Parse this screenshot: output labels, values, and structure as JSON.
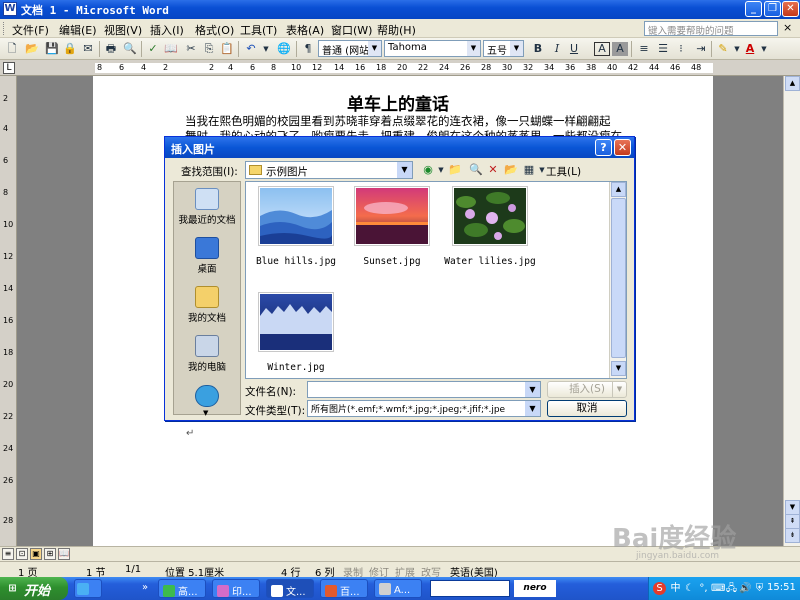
{
  "window": {
    "title": "文档 1 - Microsoft Word"
  },
  "menu": {
    "items": [
      "文件(F)",
      "编辑(E)",
      "视图(V)",
      "插入(I)",
      "格式(O)",
      "工具(T)",
      "表格(A)",
      "窗口(W)",
      "帮助(H)"
    ],
    "help_placeholder": "键入需要帮助的问题",
    "close_glyph": "×"
  },
  "toolbar": {
    "style_value": "普通 (网站)",
    "font_value": "Tahoma",
    "size_value": "五号",
    "bold": "B",
    "italic": "I",
    "underline": "U",
    "char_border": "A",
    "char_shading": "A",
    "font_color": "A"
  },
  "ruler": {
    "box": "L",
    "ticks": [
      "8",
      "6",
      "4",
      "2",
      "2",
      "4",
      "6",
      "8",
      "10",
      "12",
      "14",
      "16",
      "18",
      "20",
      "22",
      "24",
      "26",
      "28",
      "30",
      "32",
      "34",
      "36",
      "38",
      "40",
      "42",
      "44",
      "46",
      "48"
    ],
    "vticks": [
      "2",
      "4",
      "6",
      "8",
      "10",
      "12",
      "14",
      "16",
      "18",
      "20",
      "22",
      "24",
      "26",
      "28"
    ]
  },
  "document": {
    "title": "单车上的童话",
    "paragraph_line1": "当我在熙色明媚的校园里看到苏晓菲穿着点缀翠花的连衣裙，像一只蝴蝶一样翩翩起",
    "paragraph_line2": "舞时，我的心动的飞了，哟瘦要先走，把重建，俊朗在这个种的蒸蒸里，一些都没瘦在这里瀑",
    "mark": "↵"
  },
  "dialog": {
    "title": "插入图片",
    "help_glyph": "?",
    "close_glyph": "✕",
    "lookin_label": "查找范围(I):",
    "lookin_value": "示例图片",
    "tools_label": "工具(L)",
    "places": [
      {
        "label": "我最近的文档"
      },
      {
        "label": "桌面"
      },
      {
        "label": "我的文档"
      },
      {
        "label": "我的电脑"
      },
      {
        "label": ""
      }
    ],
    "files": [
      {
        "name": "Blue hills.jpg"
      },
      {
        "name": "Sunset.jpg"
      },
      {
        "name": "Water lilies.jpg"
      },
      {
        "name": "Winter.jpg"
      }
    ],
    "filename_label": "文件名(N):",
    "filename_value": "",
    "filetype_label": "文件类型(T):",
    "filetype_value": "所有图片(*.emf;*.wmf;*.jpg;*.jpeg;*.jfif;*.jpe",
    "insert_button": "插入(S)",
    "cancel_button": "取消"
  },
  "statusbar": {
    "page": "1 页",
    "section": "1 节",
    "pages": "1/1",
    "position": "位置 5.1厘米",
    "line": "4 行",
    "column": "6 列",
    "rec": "录制",
    "trk": "修订",
    "ext": "扩展",
    "ovr": "改写",
    "language": "英语(美国)"
  },
  "taskbar": {
    "start": "开始",
    "tasks": [
      {
        "label": "高..."
      },
      {
        "label": "印..."
      },
      {
        "label": "文..."
      },
      {
        "label": "百..."
      },
      {
        "label": "A..."
      }
    ],
    "nero": "nero",
    "clock": "15:51"
  },
  "watermark": {
    "text": "Bai度经验",
    "sub": "jingyan.baidu.com"
  }
}
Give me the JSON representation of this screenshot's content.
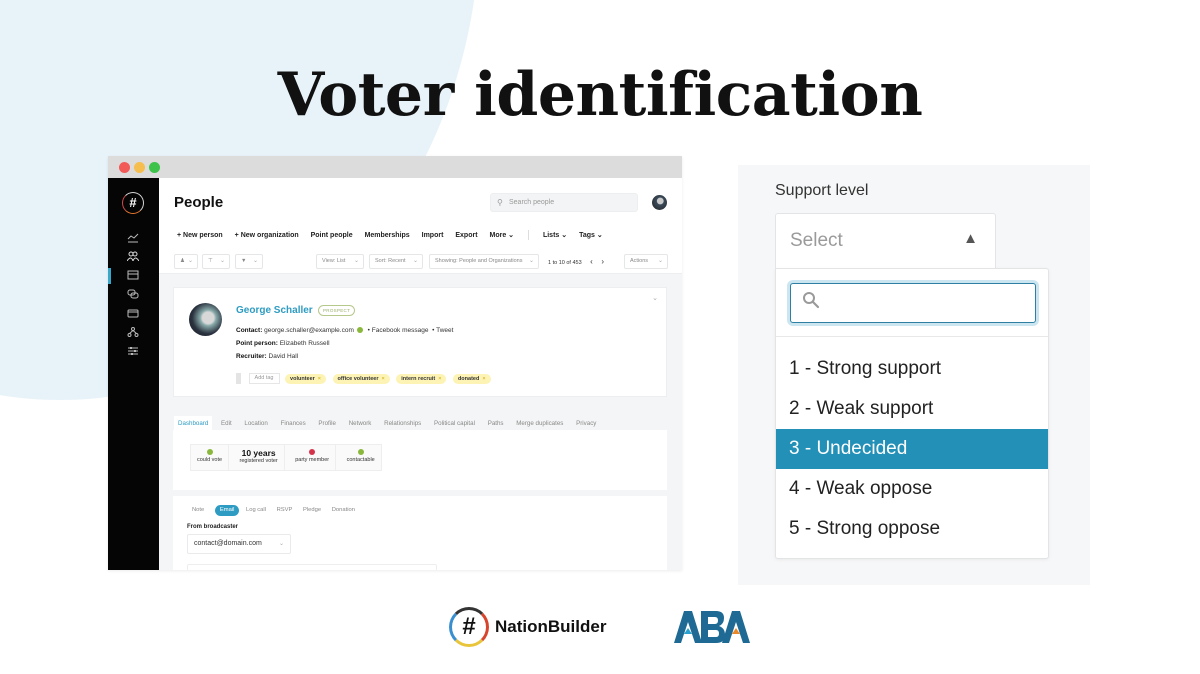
{
  "slide": {
    "title": "Voter identification"
  },
  "app": {
    "page_title": "People",
    "search_placeholder": "Search people",
    "sidebar": {
      "logo": "#",
      "icons": [
        "dashboard-chart-icon",
        "people-icon",
        "calendar-icon",
        "chat-icon",
        "finance-card-icon",
        "network-icon",
        "settings-sliders-icon"
      ],
      "active_index": 1
    },
    "actions": [
      {
        "label": "+ New person"
      },
      {
        "label": "+ New organization"
      },
      {
        "label": "Point people"
      },
      {
        "label": "Memberships"
      },
      {
        "label": "Import"
      },
      {
        "label": "Export"
      },
      {
        "label": "More ⌄"
      }
    ],
    "actions_secondary": [
      {
        "label": "Lists ⌄"
      },
      {
        "label": "Tags ⌄"
      }
    ],
    "filters": {
      "view": "View: List",
      "sort": "Sort: Recent",
      "showing": "Showing: People and Organizations",
      "pager_text": "1 to 10 of 453",
      "actions": "Actions"
    },
    "person": {
      "name": "George Schaller",
      "status": "PROSPECT",
      "contact_label": "Contact:",
      "contact_email": "george.schaller@example.com",
      "contact_channels": [
        "Facebook message",
        "Tweet"
      ],
      "point_person_label": "Point person:",
      "point_person": "Elizabeth Russell",
      "recruiter_label": "Recruiter:",
      "recruiter": "David Hall",
      "add_tag_placeholder": "Add tag",
      "tags": [
        "volunteer",
        "office volunteer",
        "intern recruit",
        "donated"
      ]
    },
    "profile_tabs": [
      "Dashboard",
      "Edit",
      "Location",
      "Finances",
      "Profile",
      "Network",
      "Relationships",
      "Political capital",
      "Paths",
      "Merge duplicates",
      "Privacy"
    ],
    "active_profile_tab": "Dashboard",
    "stats": [
      {
        "value": "",
        "label": "could vote",
        "status": "ok"
      },
      {
        "value": "10 years",
        "label": "registered voter",
        "status": ""
      },
      {
        "value": "",
        "label": "party member",
        "status": "bad"
      },
      {
        "value": "",
        "label": "contactable",
        "status": "ok"
      }
    ],
    "composer": {
      "tabs": [
        "Note",
        "Email",
        "Log call",
        "RSVP",
        "Pledge",
        "Donation"
      ],
      "active_tab": "Email",
      "from_label": "From broadcaster",
      "from_value": "contact@domain.com"
    }
  },
  "support_level": {
    "label": "Support level",
    "placeholder": "Select",
    "search_value": "",
    "options": [
      {
        "label": "1 - Strong support"
      },
      {
        "label": "2 - Weak support"
      },
      {
        "label": "3 - Undecided"
      },
      {
        "label": "4 - Weak oppose"
      },
      {
        "label": "5 - Strong oppose"
      }
    ],
    "highlighted_index": 2,
    "highlight_color": "#2390b8"
  },
  "logos": {
    "nationbuilder": "NationBuilder",
    "aba": "ABA"
  }
}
____
» EXERCISE REQUIREMENTS
Transcribe the full listing above exactly, with the images removed.

» EXERCISE ANSWER
Parse this screenshot: output labels, values, and structure as JSON.
{
  "window": {
    "title": "文档 1 - Microsoft Word"
  },
  "menu": {
    "items": [
      "文件(F)",
      "编辑(E)",
      "视图(V)",
      "插入(I)",
      "格式(O)",
      "工具(T)",
      "表格(A)",
      "窗口(W)",
      "帮助(H)"
    ],
    "help_placeholder": "键入需要帮助的问题",
    "close_glyph": "×"
  },
  "toolbar": {
    "style_value": "普通 (网站)",
    "font_value": "Tahoma",
    "size_value": "五号",
    "bold": "B",
    "italic": "I",
    "underline": "U",
    "char_border": "A",
    "char_shading": "A",
    "font_color": "A"
  },
  "ruler": {
    "box": "L",
    "ticks": [
      "8",
      "6",
      "4",
      "2",
      "2",
      "4",
      "6",
      "8",
      "10",
      "12",
      "14",
      "16",
      "18",
      "20",
      "22",
      "24",
      "26",
      "28",
      "30",
      "32",
      "34",
      "36",
      "38",
      "40",
      "42",
      "44",
      "46",
      "48"
    ],
    "vticks": [
      "2",
      "4",
      "6",
      "8",
      "10",
      "12",
      "14",
      "16",
      "18",
      "20",
      "22",
      "24",
      "26",
      "28"
    ]
  },
  "document": {
    "title": "单车上的童话",
    "paragraph_line1": "当我在熙色明媚的校园里看到苏晓菲穿着点缀翠花的连衣裙，像一只蝴蝶一样翩翩起",
    "paragraph_line2": "舞时，我的心动的飞了，哟瘦要先走，把重建，俊朗在这个种的蒸蒸里，一些都没瘦在这里瀑",
    "mark": "↵"
  },
  "dialog": {
    "title": "插入图片",
    "help_glyph": "?",
    "close_glyph": "✕",
    "lookin_label": "查找范围(I):",
    "lookin_value": "示例图片",
    "tools_label": "工具(L)",
    "places": [
      {
        "label": "我最近的文档"
      },
      {
        "label": "桌面"
      },
      {
        "label": "我的文档"
      },
      {
        "label": "我的电脑"
      },
      {
        "label": ""
      }
    ],
    "files": [
      {
        "name": "Blue hills.jpg"
      },
      {
        "name": "Sunset.jpg"
      },
      {
        "name": "Water lilies.jpg"
      },
      {
        "name": "Winter.jpg"
      }
    ],
    "filename_label": "文件名(N):",
    "filename_value": "",
    "filetype_label": "文件类型(T):",
    "filetype_value": "所有图片(*.emf;*.wmf;*.jpg;*.jpeg;*.jfif;*.jpe",
    "insert_button": "插入(S)",
    "cancel_button": "取消"
  },
  "statusbar": {
    "page": "1 页",
    "section": "1 节",
    "pages": "1/1",
    "position": "位置 5.1厘米",
    "line": "4 行",
    "column": "6 列",
    "rec": "录制",
    "trk": "修订",
    "ext": "扩展",
    "ovr": "改写",
    "language": "英语(美国)"
  },
  "taskbar": {
    "start": "开始",
    "tasks": [
      {
        "label": "高..."
      },
      {
        "label": "印..."
      },
      {
        "label": "文..."
      },
      {
        "label": "百..."
      },
      {
        "label": "A..."
      }
    ],
    "nero": "nero",
    "clock": "15:51"
  },
  "watermark": {
    "text": "Bai度经验",
    "sub": "jingyan.baidu.com"
  }
}
Give me the JSON representation of this screenshot's content.
{
  "slide": {
    "title": "Voter identification"
  },
  "app": {
    "page_title": "People",
    "search_placeholder": "Search people",
    "sidebar": {
      "logo": "#",
      "icons": [
        "dashboard-chart-icon",
        "people-icon",
        "calendar-icon",
        "chat-icon",
        "finance-card-icon",
        "network-icon",
        "settings-sliders-icon"
      ],
      "active_index": 1
    },
    "actions": [
      {
        "label": "+ New person"
      },
      {
        "label": "+ New organization"
      },
      {
        "label": "Point people"
      },
      {
        "label": "Memberships"
      },
      {
        "label": "Import"
      },
      {
        "label": "Export"
      },
      {
        "label": "More ⌄"
      }
    ],
    "actions_secondary": [
      {
        "label": "Lists ⌄"
      },
      {
        "label": "Tags ⌄"
      }
    ],
    "filters": {
      "view": "View: List",
      "sort": "Sort: Recent",
      "showing": "Showing: People and Organizations",
      "pager_text": "1 to 10 of 453",
      "actions": "Actions"
    },
    "person": {
      "name": "George Schaller",
      "status": "PROSPECT",
      "contact_label": "Contact:",
      "contact_email": "george.schaller@example.com",
      "contact_channels": [
        "Facebook message",
        "Tweet"
      ],
      "point_person_label": "Point person:",
      "point_person": "Elizabeth Russell",
      "recruiter_label": "Recruiter:",
      "recruiter": "David Hall",
      "add_tag_placeholder": "Add tag",
      "tags": [
        "volunteer",
        "office volunteer",
        "intern recruit",
        "donated"
      ]
    },
    "profile_tabs": [
      "Dashboard",
      "Edit",
      "Location",
      "Finances",
      "Profile",
      "Network",
      "Relationships",
      "Political capital",
      "Paths",
      "Merge duplicates",
      "Privacy"
    ],
    "active_profile_tab": "Dashboard",
    "stats": [
      {
        "value": "",
        "label": "could vote",
        "status": "ok"
      },
      {
        "value": "10 years",
        "label": "registered voter",
        "status": ""
      },
      {
        "value": "",
        "label": "party member",
        "status": "bad"
      },
      {
        "value": "",
        "label": "contactable",
        "status": "ok"
      }
    ],
    "composer": {
      "tabs": [
        "Note",
        "Email",
        "Log call",
        "RSVP",
        "Pledge",
        "Donation"
      ],
      "active_tab": "Email",
      "from_label": "From broadcaster",
      "from_value": "contact@domain.com"
    }
  },
  "support_level": {
    "label": "Support level",
    "placeholder": "Select",
    "search_value": "",
    "options": [
      {
        "label": "1 - Strong support"
      },
      {
        "label": "2 - Weak support"
      },
      {
        "label": "3 - Undecided"
      },
      {
        "label": "4 - Weak oppose"
      },
      {
        "label": "5 - Strong oppose"
      }
    ],
    "highlighted_index": 2,
    "highlight_color": "#2390b8"
  },
  "logos": {
    "nationbuilder": "NationBuilder",
    "aba": "ABA"
  }
}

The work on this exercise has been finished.